Given request: Repeat the records below exactly.

* Begin *

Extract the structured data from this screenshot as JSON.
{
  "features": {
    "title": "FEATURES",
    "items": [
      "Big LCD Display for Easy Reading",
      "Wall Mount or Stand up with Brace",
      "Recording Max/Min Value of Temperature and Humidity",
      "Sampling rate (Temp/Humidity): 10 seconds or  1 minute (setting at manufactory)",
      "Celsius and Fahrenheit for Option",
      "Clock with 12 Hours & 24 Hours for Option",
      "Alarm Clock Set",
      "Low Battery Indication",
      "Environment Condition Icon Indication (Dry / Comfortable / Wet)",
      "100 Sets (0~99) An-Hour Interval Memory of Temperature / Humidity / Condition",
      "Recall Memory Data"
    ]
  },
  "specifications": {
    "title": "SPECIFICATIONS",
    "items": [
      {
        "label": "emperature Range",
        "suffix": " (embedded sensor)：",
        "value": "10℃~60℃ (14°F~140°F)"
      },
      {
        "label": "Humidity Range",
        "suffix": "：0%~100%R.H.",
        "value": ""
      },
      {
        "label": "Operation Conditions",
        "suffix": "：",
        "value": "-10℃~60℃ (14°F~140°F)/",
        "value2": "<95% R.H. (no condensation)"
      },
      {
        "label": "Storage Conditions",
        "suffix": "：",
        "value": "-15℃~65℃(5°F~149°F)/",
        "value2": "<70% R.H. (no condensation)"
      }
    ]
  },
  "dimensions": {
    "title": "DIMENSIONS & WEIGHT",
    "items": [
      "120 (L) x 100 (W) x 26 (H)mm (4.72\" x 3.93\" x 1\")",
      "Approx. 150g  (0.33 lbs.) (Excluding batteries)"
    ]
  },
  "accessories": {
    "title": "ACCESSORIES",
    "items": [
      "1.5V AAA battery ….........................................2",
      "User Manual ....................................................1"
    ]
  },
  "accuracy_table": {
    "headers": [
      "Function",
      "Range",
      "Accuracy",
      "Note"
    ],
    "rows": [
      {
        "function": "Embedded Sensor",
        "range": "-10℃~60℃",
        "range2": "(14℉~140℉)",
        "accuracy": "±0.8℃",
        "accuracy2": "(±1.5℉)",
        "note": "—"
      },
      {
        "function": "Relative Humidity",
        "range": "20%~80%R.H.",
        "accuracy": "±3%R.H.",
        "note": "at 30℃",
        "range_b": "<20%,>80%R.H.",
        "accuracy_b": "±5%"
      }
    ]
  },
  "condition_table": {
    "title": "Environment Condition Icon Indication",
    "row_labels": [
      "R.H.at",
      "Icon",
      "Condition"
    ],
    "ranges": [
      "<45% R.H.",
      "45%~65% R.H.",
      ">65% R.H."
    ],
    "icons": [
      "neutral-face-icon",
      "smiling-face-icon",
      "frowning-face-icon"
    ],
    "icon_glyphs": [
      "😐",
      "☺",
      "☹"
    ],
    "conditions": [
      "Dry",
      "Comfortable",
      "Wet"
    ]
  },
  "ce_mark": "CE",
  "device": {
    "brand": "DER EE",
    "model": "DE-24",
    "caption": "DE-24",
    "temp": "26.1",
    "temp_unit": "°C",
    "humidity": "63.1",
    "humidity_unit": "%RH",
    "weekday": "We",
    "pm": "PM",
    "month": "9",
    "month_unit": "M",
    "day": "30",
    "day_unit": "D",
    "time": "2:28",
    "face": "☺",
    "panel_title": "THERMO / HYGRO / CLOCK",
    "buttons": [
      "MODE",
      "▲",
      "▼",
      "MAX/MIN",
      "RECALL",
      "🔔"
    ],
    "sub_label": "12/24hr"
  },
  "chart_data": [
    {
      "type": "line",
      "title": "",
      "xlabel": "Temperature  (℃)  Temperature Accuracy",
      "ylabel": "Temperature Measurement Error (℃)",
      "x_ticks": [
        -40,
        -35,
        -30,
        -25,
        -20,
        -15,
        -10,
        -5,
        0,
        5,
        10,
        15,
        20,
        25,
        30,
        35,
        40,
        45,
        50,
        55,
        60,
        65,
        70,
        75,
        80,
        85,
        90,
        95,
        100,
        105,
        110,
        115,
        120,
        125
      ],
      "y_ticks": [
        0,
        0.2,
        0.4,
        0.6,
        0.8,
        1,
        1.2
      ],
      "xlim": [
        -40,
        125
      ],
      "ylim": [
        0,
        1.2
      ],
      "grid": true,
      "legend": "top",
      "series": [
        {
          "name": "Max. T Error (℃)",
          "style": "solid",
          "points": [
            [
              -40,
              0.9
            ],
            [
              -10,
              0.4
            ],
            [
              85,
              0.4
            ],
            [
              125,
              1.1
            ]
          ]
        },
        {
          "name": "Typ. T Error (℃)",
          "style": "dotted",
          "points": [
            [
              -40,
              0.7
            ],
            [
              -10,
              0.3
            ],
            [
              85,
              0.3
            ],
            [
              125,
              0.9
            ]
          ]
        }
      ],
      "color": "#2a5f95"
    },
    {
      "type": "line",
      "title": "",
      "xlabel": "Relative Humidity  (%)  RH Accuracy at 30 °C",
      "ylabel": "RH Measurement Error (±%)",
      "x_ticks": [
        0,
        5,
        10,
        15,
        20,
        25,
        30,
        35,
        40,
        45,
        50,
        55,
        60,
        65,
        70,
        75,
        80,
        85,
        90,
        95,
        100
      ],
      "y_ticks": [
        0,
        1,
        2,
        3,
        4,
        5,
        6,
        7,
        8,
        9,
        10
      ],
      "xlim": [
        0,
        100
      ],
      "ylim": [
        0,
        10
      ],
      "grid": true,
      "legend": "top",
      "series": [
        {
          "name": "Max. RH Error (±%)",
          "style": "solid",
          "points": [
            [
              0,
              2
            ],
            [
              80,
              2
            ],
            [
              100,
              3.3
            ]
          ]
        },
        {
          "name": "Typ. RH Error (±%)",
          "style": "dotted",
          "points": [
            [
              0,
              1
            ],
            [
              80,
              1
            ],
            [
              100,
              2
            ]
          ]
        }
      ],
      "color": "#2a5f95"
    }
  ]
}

* End *

Task solution:
Extract the structured data from this screenshot as JSON.
{
  "features": {
    "title": "FEATURES",
    "items": [
      "Big LCD Display for Easy Reading",
      "Wall Mount or Stand up with Brace",
      "Recording Max/Min Value of Temperature and Humidity",
      "Sampling rate (Temp/Humidity): 10 seconds or  1 minute (setting at manufactory)",
      "Celsius and Fahrenheit for Option",
      "Clock with 12 Hours & 24 Hours for Option",
      "Alarm Clock Set",
      "Low Battery Indication",
      "Environment Condition Icon Indication (Dry / Comfortable / Wet)",
      "100 Sets (0~99) An-Hour Interval Memory of Temperature / Humidity / Condition",
      "Recall Memory Data"
    ]
  },
  "specifications": {
    "title": "SPECIFICATIONS",
    "items": [
      {
        "label": "emperature Range",
        "suffix": " (embedded sensor)：",
        "value": "10℃~60℃ (14°F~140°F)"
      },
      {
        "label": "Humidity Range",
        "suffix": "：0%~100%R.H.",
        "value": ""
      },
      {
        "label": "Operation Conditions",
        "suffix": "：",
        "value": "-10℃~60℃ (14°F~140°F)/",
        "value2": "<95% R.H. (no condensation)"
      },
      {
        "label": "Storage Conditions",
        "suffix": "：",
        "value": "-15℃~65℃(5°F~149°F)/",
        "value2": "<70% R.H. (no condensation)"
      }
    ]
  },
  "dimensions": {
    "title": "DIMENSIONS & WEIGHT",
    "items": [
      "120 (L) x 100 (W) x 26 (H)mm (4.72\" x 3.93\" x 1\")",
      "Approx. 150g  (0.33 lbs.) (Excluding batteries)"
    ]
  },
  "accessories": {
    "title": "ACCESSORIES",
    "items": [
      "1.5V AAA battery ….........................................2",
      "User Manual ....................................................1"
    ]
  },
  "accuracy_table": {
    "headers": [
      "Function",
      "Range",
      "Accuracy",
      "Note"
    ],
    "rows": [
      {
        "function": "Embedded Sensor",
        "range": "-10℃~60℃",
        "range2": "(14℉~140℉)",
        "accuracy": "±0.8℃",
        "accuracy2": "(±1.5℉)",
        "note": "—"
      },
      {
        "function": "Relative Humidity",
        "range": "20%~80%R.H.",
        "accuracy": "±3%R.H.",
        "note": "at 30℃",
        "range_b": "<20%,>80%R.H.",
        "accuracy_b": "±5%"
      }
    ]
  },
  "condition_table": {
    "title": "Environment Condition Icon Indication",
    "row_labels": [
      "R.H.at",
      "Icon",
      "Condition"
    ],
    "ranges": [
      "<45% R.H.",
      "45%~65% R.H.",
      ">65% R.H."
    ],
    "icons": [
      "neutral-face-icon",
      "smiling-face-icon",
      "frowning-face-icon"
    ],
    "icon_glyphs": [
      "😐",
      "☺",
      "☹"
    ],
    "conditions": [
      "Dry",
      "Comfortable",
      "Wet"
    ]
  },
  "ce_mark": "CE",
  "device": {
    "brand": "DER EE",
    "model": "DE-24",
    "caption": "DE-24",
    "temp": "26.1",
    "temp_unit": "°C",
    "humidity": "63.1",
    "humidity_unit": "%RH",
    "weekday": "We",
    "pm": "PM",
    "month": "9",
    "month_unit": "M",
    "day": "30",
    "day_unit": "D",
    "time": "2:28",
    "face": "☺",
    "panel_title": "THERMO / HYGRO / CLOCK",
    "buttons": [
      "MODE",
      "▲",
      "▼",
      "MAX/MIN",
      "RECALL",
      "🔔"
    ],
    "sub_label": "12/24hr"
  },
  "chart_data": [
    {
      "type": "line",
      "title": "",
      "xlabel": "Temperature  (℃)  Temperature Accuracy",
      "ylabel": "Temperature Measurement Error (℃)",
      "x_ticks": [
        -40,
        -35,
        -30,
        -25,
        -20,
        -15,
        -10,
        -5,
        0,
        5,
        10,
        15,
        20,
        25,
        30,
        35,
        40,
        45,
        50,
        55,
        60,
        65,
        70,
        75,
        80,
        85,
        90,
        95,
        100,
        105,
        110,
        115,
        120,
        125
      ],
      "y_ticks": [
        0,
        0.2,
        0.4,
        0.6,
        0.8,
        1,
        1.2
      ],
      "xlim": [
        -40,
        125
      ],
      "ylim": [
        0,
        1.2
      ],
      "grid": true,
      "legend": "top",
      "series": [
        {
          "name": "Max. T Error (℃)",
          "style": "solid",
          "points": [
            [
              -40,
              0.9
            ],
            [
              -10,
              0.4
            ],
            [
              85,
              0.4
            ],
            [
              125,
              1.1
            ]
          ]
        },
        {
          "name": "Typ. T Error (℃)",
          "style": "dotted",
          "points": [
            [
              -40,
              0.7
            ],
            [
              -10,
              0.3
            ],
            [
              85,
              0.3
            ],
            [
              125,
              0.9
            ]
          ]
        }
      ],
      "color": "#2a5f95"
    },
    {
      "type": "line",
      "title": "",
      "xlabel": "Relative Humidity  (%)  RH Accuracy at 30 °C",
      "ylabel": "RH Measurement Error (±%)",
      "x_ticks": [
        0,
        5,
        10,
        15,
        20,
        25,
        30,
        35,
        40,
        45,
        50,
        55,
        60,
        65,
        70,
        75,
        80,
        85,
        90,
        95,
        100
      ],
      "y_ticks": [
        0,
        1,
        2,
        3,
        4,
        5,
        6,
        7,
        8,
        9,
        10
      ],
      "xlim": [
        0,
        100
      ],
      "ylim": [
        0,
        10
      ],
      "grid": true,
      "legend": "top",
      "series": [
        {
          "name": "Max. RH Error (±%)",
          "style": "solid",
          "points": [
            [
              0,
              2
            ],
            [
              80,
              2
            ],
            [
              100,
              3.3
            ]
          ]
        },
        {
          "name": "Typ. RH Error (±%)",
          "style": "dotted",
          "points": [
            [
              0,
              1
            ],
            [
              80,
              1
            ],
            [
              100,
              2
            ]
          ]
        }
      ],
      "color": "#2a5f95"
    }
  ]
}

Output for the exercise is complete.